■ **SHORT TASK**: Give the number of lines in the data that contain "inclusiv", and nothing more.

■ **DATASET**:
━━━━━━━━━━━━━━━━━━━━
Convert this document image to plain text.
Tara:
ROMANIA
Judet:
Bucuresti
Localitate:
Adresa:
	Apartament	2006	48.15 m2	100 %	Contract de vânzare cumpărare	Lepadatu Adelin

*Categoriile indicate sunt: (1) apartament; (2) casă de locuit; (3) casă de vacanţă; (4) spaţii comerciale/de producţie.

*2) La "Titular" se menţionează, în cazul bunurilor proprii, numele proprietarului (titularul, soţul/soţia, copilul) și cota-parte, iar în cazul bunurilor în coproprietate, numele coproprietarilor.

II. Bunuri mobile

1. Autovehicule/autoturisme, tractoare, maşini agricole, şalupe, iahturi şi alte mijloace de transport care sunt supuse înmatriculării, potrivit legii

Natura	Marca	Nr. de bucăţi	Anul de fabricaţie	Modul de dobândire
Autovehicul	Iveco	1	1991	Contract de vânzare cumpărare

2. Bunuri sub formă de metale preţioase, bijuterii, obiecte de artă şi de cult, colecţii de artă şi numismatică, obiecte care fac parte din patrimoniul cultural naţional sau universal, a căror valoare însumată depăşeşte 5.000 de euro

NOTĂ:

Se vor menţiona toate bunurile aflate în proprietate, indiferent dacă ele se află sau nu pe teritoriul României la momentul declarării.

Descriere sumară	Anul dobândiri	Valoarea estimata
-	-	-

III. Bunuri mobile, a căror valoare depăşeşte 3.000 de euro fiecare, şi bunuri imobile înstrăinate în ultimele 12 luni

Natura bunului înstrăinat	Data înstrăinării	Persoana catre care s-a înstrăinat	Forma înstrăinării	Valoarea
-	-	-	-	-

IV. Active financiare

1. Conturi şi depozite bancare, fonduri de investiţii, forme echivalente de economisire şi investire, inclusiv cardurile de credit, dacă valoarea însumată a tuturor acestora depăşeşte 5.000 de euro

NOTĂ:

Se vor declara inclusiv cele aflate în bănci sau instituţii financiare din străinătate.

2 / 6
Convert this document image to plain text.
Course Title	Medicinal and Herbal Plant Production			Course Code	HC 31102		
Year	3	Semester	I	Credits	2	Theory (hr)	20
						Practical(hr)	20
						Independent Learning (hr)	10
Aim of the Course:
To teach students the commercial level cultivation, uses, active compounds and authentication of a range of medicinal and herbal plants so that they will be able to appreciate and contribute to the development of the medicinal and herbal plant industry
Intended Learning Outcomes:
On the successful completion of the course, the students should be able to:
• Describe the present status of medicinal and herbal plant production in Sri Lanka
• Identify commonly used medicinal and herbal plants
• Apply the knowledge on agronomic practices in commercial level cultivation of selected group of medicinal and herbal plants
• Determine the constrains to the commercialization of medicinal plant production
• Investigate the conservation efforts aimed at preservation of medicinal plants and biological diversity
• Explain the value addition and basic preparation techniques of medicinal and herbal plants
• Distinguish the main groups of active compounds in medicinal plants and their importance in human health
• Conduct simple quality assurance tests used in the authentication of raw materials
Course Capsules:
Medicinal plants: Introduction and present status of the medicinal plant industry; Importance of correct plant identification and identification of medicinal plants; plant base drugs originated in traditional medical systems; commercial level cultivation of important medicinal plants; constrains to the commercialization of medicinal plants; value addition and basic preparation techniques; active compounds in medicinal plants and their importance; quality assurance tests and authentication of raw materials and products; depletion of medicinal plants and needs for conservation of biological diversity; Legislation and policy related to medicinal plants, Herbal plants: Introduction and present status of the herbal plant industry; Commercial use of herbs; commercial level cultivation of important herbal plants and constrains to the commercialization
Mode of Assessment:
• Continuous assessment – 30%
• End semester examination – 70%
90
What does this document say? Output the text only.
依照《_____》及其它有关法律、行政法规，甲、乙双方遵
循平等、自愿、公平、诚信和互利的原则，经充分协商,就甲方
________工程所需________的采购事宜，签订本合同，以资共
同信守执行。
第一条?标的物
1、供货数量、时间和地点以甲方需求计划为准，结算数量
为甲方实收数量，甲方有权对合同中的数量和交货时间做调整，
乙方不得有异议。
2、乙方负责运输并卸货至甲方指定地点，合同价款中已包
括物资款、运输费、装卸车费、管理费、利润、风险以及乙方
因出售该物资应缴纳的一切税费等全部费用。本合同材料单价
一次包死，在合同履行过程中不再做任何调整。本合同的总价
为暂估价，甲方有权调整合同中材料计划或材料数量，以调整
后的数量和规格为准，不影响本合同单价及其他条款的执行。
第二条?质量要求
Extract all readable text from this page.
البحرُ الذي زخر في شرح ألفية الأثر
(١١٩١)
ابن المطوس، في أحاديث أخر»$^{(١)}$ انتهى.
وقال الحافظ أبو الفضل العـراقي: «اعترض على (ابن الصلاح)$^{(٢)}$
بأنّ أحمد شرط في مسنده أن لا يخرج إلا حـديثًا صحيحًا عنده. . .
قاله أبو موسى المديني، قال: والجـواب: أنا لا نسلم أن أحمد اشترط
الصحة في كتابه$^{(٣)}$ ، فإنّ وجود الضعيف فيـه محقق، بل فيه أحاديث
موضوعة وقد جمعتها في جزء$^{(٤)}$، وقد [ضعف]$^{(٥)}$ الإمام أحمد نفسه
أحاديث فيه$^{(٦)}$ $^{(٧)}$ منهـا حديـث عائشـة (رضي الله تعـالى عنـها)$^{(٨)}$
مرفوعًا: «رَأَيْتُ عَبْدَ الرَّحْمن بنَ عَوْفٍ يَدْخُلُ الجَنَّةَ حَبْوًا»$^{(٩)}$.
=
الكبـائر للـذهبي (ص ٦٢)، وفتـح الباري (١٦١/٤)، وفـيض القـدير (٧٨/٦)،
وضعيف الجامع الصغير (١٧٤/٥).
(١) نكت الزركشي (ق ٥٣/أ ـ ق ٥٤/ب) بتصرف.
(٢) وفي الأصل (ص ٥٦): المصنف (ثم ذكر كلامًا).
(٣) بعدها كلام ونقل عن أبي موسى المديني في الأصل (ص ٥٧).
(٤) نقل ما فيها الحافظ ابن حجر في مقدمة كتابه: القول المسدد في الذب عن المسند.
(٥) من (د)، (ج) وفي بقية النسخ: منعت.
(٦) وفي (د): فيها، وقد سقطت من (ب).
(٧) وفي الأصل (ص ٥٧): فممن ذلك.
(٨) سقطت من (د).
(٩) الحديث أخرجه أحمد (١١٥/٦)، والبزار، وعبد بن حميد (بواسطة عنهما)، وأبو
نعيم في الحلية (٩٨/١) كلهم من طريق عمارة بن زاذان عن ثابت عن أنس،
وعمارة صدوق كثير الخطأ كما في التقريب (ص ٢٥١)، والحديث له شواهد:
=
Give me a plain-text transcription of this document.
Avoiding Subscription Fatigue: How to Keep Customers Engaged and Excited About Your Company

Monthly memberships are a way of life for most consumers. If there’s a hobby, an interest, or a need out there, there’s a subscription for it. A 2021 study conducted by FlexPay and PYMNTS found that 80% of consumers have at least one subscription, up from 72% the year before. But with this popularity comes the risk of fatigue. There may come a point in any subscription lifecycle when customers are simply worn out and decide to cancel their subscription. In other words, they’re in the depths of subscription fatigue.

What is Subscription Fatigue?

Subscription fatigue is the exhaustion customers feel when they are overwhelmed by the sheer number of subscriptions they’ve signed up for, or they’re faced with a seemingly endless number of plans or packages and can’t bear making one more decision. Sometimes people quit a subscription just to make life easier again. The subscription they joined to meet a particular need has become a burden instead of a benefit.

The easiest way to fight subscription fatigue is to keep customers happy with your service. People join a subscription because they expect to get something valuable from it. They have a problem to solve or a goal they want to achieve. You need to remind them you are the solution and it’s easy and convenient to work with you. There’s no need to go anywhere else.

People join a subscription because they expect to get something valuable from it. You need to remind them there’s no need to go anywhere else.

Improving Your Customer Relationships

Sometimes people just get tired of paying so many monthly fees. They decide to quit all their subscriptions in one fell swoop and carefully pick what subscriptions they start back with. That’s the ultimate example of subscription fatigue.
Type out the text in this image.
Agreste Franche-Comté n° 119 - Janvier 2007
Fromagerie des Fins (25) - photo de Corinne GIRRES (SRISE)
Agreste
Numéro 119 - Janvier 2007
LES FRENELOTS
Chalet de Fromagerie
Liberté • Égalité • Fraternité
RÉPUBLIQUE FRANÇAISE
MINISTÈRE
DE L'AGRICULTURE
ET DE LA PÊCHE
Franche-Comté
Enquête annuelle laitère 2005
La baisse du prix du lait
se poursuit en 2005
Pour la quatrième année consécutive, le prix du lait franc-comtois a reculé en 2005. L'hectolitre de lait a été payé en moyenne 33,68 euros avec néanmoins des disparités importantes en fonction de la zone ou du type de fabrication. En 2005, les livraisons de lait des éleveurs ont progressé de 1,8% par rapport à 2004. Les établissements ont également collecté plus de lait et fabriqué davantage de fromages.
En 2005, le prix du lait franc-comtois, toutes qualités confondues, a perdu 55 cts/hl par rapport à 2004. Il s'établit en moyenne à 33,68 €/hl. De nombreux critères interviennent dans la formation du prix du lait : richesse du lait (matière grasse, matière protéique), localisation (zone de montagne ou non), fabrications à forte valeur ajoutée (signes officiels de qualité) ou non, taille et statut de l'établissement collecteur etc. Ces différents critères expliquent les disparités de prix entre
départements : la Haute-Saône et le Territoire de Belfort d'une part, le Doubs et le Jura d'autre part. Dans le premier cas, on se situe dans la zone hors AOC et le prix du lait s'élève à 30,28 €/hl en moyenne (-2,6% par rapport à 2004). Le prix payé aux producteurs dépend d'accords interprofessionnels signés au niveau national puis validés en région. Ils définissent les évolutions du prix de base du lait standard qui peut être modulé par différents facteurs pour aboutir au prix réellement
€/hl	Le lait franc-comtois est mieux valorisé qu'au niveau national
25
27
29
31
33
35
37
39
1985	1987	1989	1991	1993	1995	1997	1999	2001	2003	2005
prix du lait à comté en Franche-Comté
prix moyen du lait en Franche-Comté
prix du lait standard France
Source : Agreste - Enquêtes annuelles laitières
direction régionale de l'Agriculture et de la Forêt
━━━━━━━━━━━━━━━━━━━━
■ **TASK ANSWER**: 2